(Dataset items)

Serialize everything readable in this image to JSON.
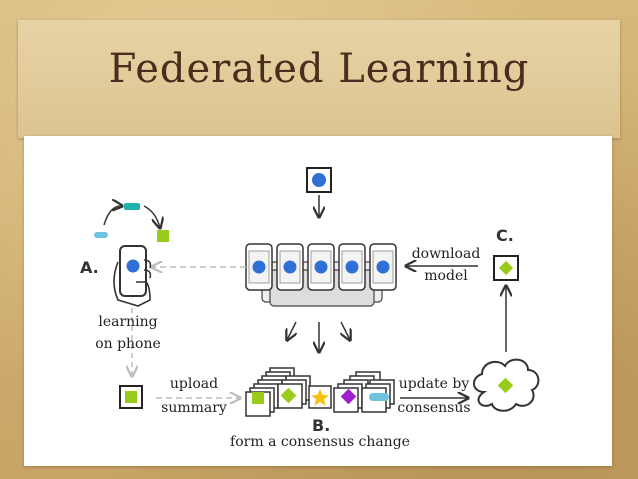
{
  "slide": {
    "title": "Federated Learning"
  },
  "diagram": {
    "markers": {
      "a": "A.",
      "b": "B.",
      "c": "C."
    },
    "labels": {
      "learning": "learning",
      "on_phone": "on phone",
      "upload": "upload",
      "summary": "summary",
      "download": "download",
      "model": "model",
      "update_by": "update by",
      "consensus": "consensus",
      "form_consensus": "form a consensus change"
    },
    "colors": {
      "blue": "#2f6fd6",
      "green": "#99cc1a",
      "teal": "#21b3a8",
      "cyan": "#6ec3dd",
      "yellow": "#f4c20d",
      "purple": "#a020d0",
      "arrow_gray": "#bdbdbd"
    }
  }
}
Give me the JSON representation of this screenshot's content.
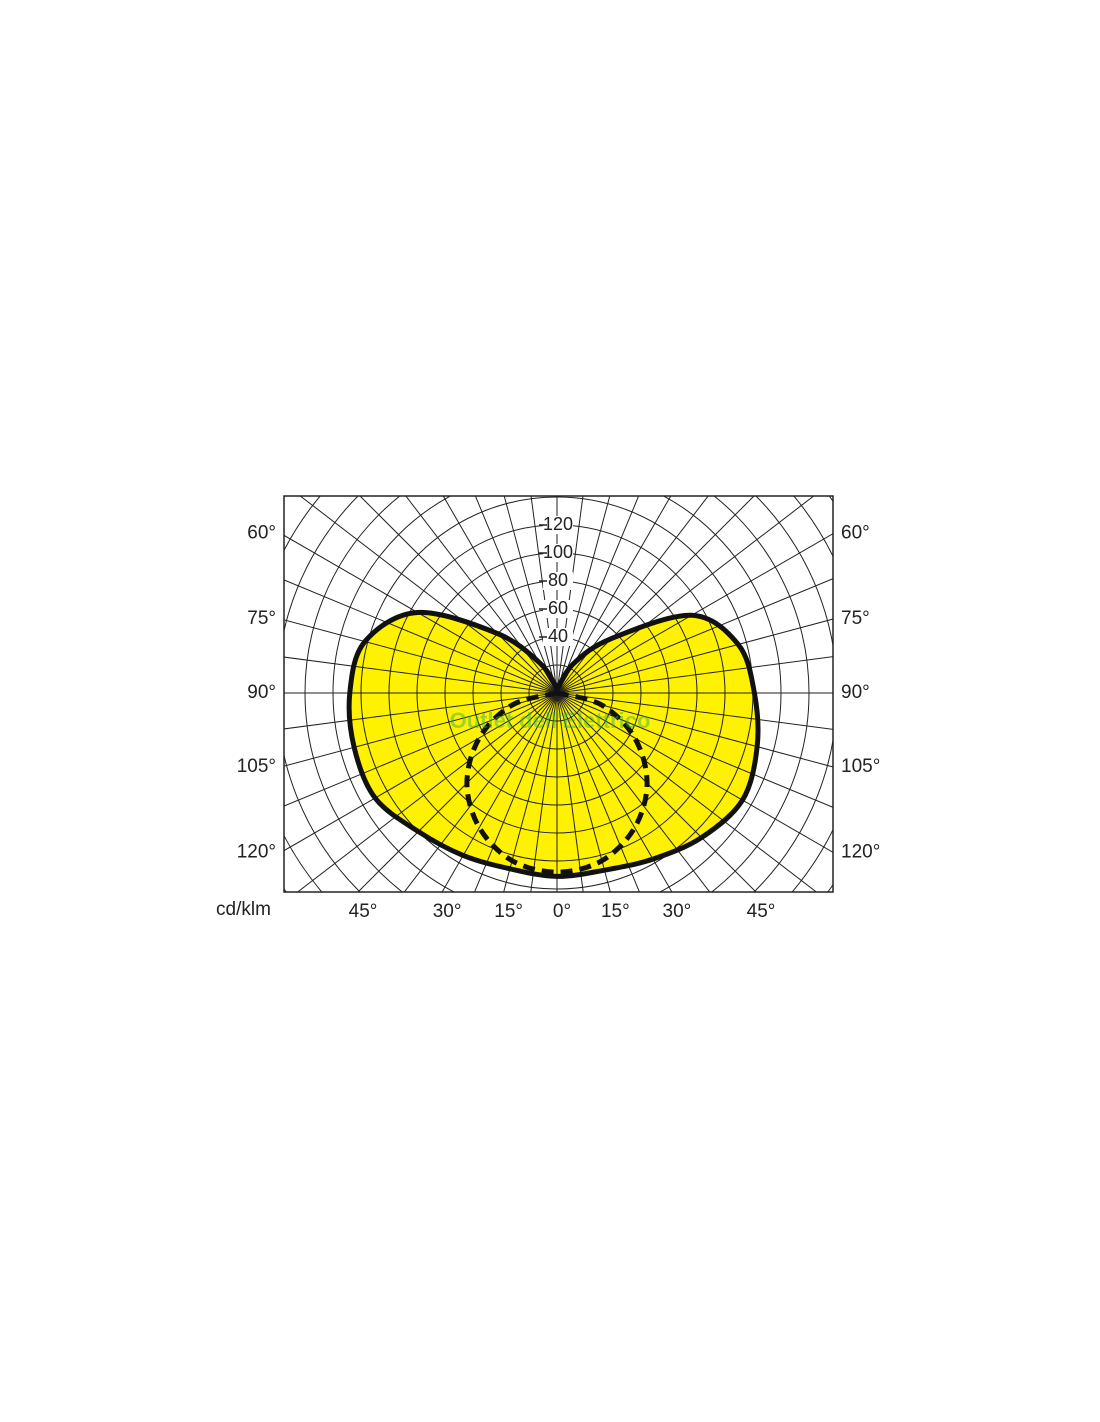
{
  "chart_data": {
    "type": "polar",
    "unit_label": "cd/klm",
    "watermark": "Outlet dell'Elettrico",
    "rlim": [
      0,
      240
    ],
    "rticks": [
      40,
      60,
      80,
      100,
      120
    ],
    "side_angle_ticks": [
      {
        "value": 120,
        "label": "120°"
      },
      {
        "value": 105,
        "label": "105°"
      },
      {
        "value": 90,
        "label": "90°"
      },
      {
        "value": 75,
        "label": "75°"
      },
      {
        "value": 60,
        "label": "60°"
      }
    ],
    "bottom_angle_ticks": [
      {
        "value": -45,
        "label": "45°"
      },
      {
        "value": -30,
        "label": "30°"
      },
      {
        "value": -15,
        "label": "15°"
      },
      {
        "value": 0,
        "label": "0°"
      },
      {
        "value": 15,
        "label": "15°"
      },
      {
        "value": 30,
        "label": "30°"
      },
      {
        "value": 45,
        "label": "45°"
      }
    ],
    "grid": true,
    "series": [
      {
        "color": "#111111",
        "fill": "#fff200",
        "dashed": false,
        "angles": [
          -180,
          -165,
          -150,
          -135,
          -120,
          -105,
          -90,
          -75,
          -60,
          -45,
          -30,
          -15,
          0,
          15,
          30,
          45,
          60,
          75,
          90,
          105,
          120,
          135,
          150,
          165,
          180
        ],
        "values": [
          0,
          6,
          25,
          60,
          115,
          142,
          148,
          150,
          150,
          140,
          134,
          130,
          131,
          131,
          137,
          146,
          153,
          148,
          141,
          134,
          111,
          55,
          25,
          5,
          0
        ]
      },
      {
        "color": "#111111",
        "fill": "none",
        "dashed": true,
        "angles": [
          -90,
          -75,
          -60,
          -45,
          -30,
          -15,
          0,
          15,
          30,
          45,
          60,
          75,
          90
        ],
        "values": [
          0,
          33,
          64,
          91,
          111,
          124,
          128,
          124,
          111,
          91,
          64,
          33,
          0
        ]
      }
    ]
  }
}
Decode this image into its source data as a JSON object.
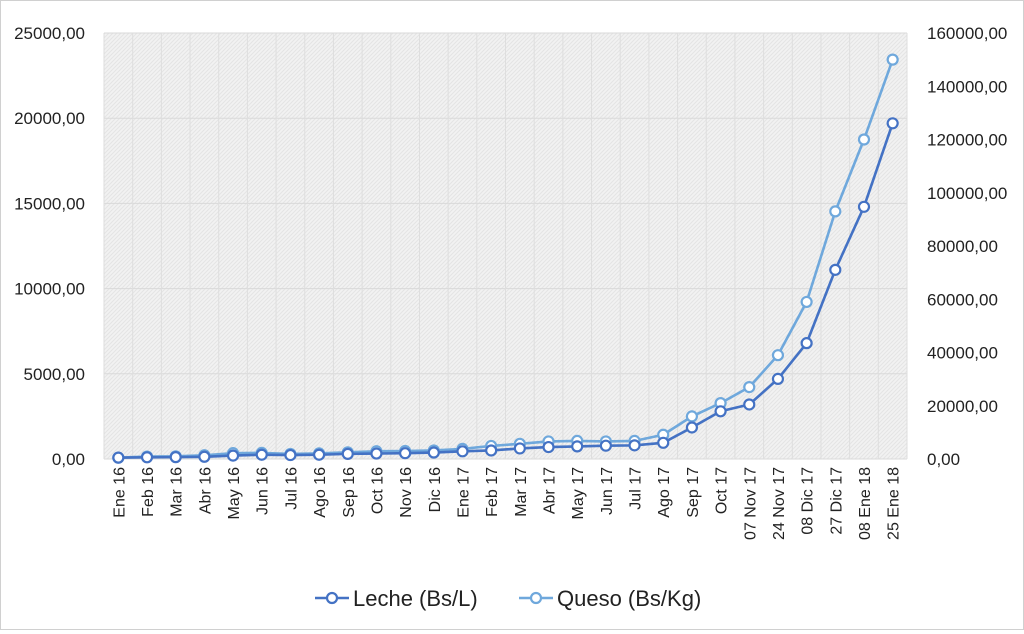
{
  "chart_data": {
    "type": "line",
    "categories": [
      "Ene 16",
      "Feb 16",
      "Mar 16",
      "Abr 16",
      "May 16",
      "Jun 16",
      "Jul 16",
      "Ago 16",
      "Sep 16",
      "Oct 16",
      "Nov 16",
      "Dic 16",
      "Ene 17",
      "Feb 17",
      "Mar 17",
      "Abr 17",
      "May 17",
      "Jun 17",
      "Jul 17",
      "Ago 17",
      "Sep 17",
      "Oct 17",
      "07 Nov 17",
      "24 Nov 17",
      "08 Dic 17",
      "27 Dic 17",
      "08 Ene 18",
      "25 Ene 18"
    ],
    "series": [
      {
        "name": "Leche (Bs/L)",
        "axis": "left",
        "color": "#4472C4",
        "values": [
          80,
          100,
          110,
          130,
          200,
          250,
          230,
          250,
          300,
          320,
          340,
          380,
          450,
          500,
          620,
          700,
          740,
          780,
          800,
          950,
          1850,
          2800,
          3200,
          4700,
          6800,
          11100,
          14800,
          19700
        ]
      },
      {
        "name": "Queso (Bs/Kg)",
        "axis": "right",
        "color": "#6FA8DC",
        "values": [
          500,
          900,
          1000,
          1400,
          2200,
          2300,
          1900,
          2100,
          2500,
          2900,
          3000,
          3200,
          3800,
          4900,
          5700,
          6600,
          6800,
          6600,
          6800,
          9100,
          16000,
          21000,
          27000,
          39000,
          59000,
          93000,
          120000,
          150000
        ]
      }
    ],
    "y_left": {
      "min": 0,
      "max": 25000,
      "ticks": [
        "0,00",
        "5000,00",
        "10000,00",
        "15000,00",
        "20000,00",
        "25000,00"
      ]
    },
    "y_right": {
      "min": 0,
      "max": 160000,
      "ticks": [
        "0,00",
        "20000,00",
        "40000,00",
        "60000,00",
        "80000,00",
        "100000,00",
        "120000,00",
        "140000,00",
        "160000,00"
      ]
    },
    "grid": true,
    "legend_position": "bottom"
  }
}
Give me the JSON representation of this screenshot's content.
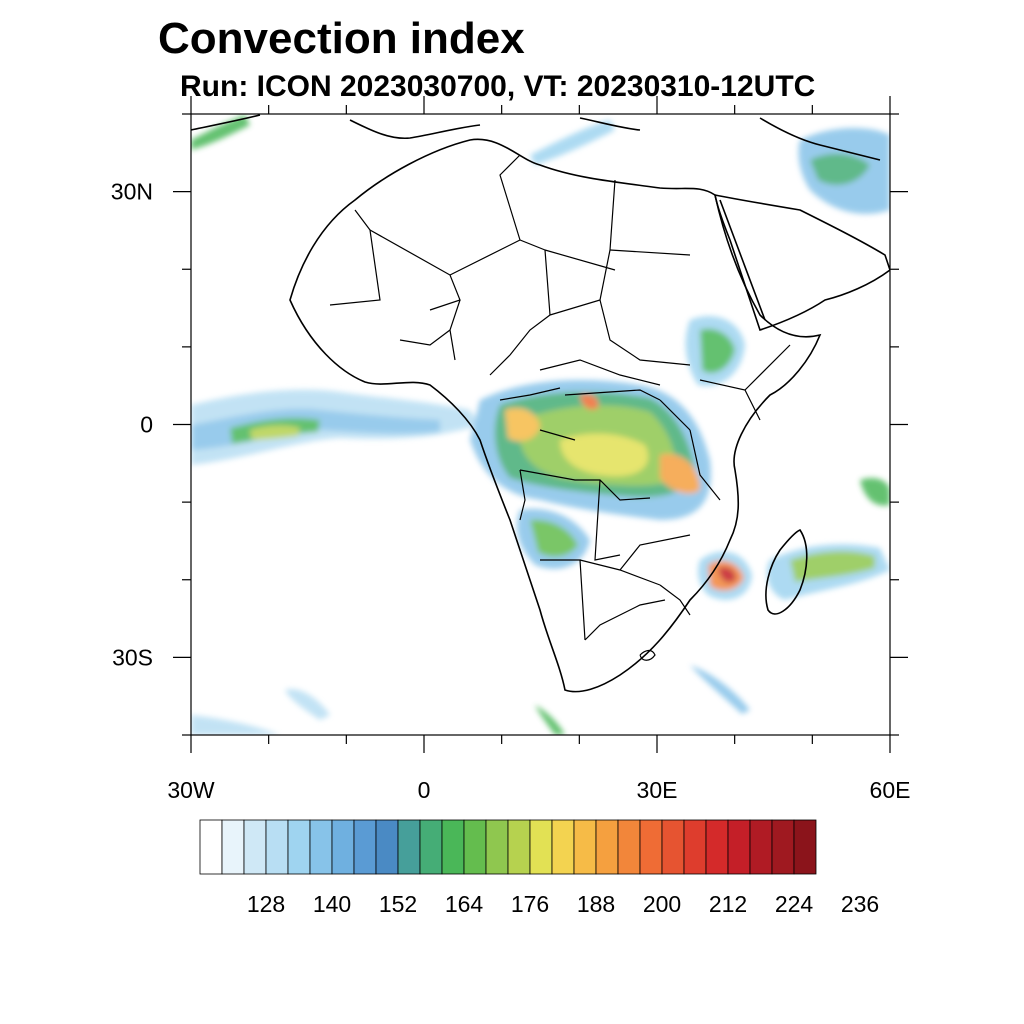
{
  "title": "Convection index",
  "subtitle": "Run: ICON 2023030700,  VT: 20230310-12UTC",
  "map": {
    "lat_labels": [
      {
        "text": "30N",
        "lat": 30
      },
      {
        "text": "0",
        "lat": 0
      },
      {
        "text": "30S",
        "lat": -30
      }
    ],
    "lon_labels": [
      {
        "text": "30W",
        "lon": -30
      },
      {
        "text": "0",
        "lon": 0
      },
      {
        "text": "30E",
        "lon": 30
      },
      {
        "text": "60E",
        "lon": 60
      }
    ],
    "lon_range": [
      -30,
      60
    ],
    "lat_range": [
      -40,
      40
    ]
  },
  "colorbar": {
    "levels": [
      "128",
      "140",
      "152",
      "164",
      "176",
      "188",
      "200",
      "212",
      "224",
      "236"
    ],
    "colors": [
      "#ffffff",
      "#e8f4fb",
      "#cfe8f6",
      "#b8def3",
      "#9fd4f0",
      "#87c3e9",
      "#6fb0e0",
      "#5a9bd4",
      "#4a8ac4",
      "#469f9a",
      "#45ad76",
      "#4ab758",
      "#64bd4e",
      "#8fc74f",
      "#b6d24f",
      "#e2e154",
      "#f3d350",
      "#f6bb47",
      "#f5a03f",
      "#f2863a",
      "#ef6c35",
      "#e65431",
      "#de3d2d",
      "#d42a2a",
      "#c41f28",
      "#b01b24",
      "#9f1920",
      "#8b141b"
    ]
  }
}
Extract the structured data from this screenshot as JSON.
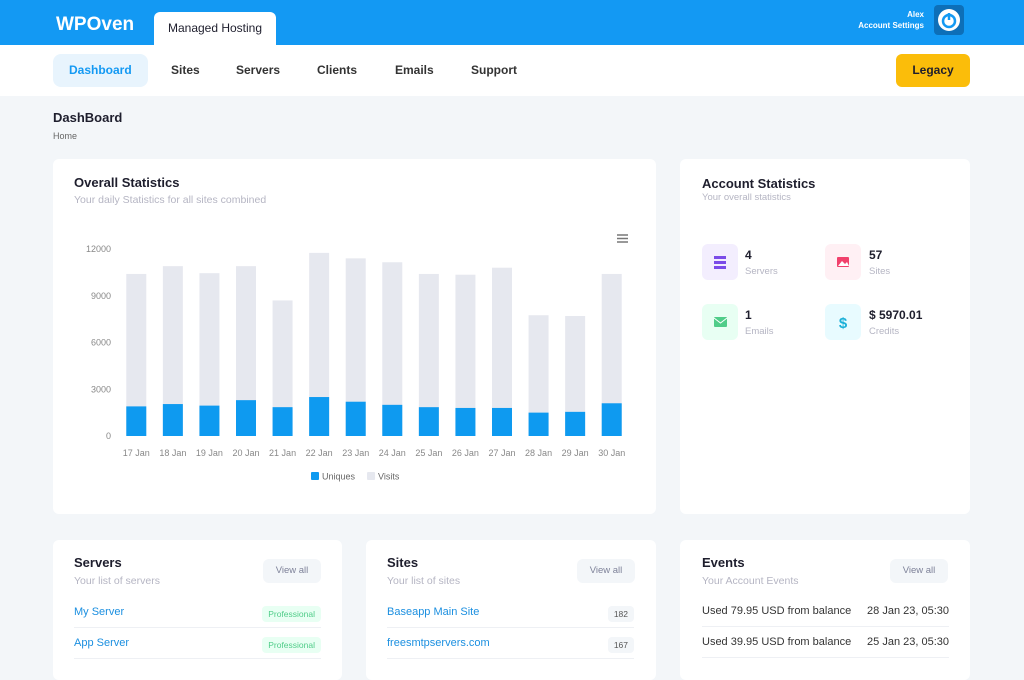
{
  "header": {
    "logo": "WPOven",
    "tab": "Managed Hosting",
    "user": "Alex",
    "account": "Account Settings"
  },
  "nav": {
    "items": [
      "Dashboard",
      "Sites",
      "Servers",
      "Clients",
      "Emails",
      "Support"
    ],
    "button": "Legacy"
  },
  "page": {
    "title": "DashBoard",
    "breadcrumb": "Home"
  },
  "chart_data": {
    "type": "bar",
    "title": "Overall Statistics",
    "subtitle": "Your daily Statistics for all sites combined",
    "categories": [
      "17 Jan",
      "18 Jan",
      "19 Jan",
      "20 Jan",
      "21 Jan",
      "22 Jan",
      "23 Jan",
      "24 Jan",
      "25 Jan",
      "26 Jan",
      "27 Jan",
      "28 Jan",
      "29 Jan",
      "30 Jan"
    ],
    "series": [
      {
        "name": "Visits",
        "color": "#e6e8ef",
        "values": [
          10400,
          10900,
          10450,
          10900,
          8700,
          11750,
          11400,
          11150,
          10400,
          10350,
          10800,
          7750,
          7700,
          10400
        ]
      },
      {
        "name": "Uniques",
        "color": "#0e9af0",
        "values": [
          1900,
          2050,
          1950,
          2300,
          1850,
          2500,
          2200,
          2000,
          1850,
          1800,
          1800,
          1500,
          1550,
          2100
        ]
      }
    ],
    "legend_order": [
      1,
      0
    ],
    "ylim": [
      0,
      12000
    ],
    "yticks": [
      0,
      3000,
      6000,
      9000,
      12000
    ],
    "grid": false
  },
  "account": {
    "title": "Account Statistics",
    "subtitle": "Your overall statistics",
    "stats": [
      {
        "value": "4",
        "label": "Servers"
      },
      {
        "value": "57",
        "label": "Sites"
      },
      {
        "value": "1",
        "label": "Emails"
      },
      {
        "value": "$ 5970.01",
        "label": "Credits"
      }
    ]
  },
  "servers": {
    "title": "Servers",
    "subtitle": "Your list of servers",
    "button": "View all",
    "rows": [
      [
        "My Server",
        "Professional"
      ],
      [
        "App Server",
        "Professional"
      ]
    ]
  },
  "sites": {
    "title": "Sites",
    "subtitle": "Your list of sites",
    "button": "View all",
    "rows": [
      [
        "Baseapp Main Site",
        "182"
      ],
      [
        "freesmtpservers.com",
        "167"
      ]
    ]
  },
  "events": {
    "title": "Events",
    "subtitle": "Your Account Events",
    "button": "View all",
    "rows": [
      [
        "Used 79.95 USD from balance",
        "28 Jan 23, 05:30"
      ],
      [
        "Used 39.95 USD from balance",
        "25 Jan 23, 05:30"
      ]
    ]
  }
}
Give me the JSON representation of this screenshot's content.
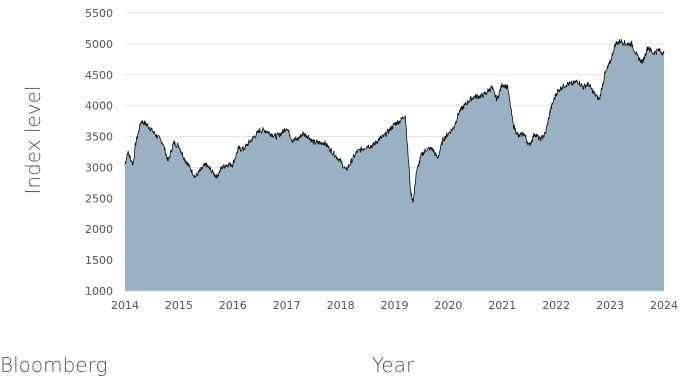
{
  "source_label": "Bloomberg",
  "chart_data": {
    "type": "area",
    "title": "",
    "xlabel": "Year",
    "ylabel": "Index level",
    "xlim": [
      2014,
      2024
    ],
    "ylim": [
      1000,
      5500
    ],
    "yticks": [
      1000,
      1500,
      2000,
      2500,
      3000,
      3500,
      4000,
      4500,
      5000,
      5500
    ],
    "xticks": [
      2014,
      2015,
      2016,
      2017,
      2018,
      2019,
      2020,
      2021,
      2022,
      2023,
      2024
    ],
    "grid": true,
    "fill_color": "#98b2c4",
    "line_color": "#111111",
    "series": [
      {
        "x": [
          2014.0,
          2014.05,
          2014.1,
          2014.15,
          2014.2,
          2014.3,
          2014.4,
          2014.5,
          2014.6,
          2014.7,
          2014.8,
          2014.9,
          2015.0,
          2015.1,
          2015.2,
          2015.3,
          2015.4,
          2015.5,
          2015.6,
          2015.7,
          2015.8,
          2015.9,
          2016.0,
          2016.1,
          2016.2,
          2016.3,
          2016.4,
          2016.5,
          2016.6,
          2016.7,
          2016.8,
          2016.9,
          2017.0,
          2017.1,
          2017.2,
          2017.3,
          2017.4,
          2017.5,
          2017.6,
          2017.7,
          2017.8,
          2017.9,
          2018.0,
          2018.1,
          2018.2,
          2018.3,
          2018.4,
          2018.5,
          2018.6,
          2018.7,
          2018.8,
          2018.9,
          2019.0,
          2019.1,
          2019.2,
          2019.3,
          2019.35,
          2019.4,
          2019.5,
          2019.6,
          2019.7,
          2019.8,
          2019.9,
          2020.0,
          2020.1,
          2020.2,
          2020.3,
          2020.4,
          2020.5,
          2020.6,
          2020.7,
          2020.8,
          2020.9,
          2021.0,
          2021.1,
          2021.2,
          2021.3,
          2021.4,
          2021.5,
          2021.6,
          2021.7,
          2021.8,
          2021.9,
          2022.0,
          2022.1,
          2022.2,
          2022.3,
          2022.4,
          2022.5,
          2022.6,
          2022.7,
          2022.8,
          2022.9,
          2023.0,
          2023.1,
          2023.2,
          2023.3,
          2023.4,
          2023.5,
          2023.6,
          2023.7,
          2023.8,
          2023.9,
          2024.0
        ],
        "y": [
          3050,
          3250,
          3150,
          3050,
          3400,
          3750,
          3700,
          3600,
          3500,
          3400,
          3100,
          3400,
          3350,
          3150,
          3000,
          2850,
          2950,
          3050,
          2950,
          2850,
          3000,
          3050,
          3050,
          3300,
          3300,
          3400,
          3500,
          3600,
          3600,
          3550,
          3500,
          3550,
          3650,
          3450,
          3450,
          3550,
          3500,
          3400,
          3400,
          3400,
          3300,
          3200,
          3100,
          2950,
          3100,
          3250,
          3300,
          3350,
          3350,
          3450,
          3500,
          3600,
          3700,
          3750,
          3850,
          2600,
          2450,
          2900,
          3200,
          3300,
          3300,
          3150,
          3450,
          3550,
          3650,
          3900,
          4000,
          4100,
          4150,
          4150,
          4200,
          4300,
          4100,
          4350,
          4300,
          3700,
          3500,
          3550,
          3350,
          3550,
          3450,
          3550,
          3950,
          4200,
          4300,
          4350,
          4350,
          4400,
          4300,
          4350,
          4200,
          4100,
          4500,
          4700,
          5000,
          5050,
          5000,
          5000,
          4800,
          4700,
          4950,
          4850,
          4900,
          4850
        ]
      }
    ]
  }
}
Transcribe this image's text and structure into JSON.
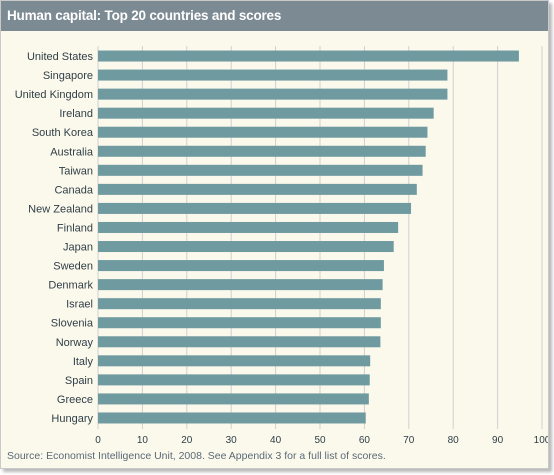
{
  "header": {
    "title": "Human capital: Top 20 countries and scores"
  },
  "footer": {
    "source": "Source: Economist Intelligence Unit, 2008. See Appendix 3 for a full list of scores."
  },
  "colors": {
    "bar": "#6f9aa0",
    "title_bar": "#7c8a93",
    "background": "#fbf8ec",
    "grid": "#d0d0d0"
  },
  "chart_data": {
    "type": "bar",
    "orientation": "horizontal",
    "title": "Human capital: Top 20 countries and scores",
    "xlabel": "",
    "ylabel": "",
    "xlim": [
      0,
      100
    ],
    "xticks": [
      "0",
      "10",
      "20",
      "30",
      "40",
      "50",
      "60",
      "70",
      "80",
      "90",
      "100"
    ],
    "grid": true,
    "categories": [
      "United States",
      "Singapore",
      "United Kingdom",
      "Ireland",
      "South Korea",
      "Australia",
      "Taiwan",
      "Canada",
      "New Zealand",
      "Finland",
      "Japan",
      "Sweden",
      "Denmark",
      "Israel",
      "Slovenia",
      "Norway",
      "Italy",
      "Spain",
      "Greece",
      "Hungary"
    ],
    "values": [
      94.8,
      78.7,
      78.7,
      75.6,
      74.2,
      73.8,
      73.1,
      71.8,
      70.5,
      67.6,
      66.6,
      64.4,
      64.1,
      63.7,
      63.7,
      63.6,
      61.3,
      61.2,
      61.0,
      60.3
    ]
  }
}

**Problem requirements**
Copy out every line from the material above in which the word "JSON" appears.

**Correct response**
Serialize everything readable in this image to JSON.
Give me the JSON representation of this screenshot's content.
Decode this image into its source data as a JSON object.
Give me the JSON representation of this screenshot's content.
Extract the structured data from this screenshot as JSON.
Give me the JSON representation of this screenshot's content.
Transcribe this image's text and structure into JSON.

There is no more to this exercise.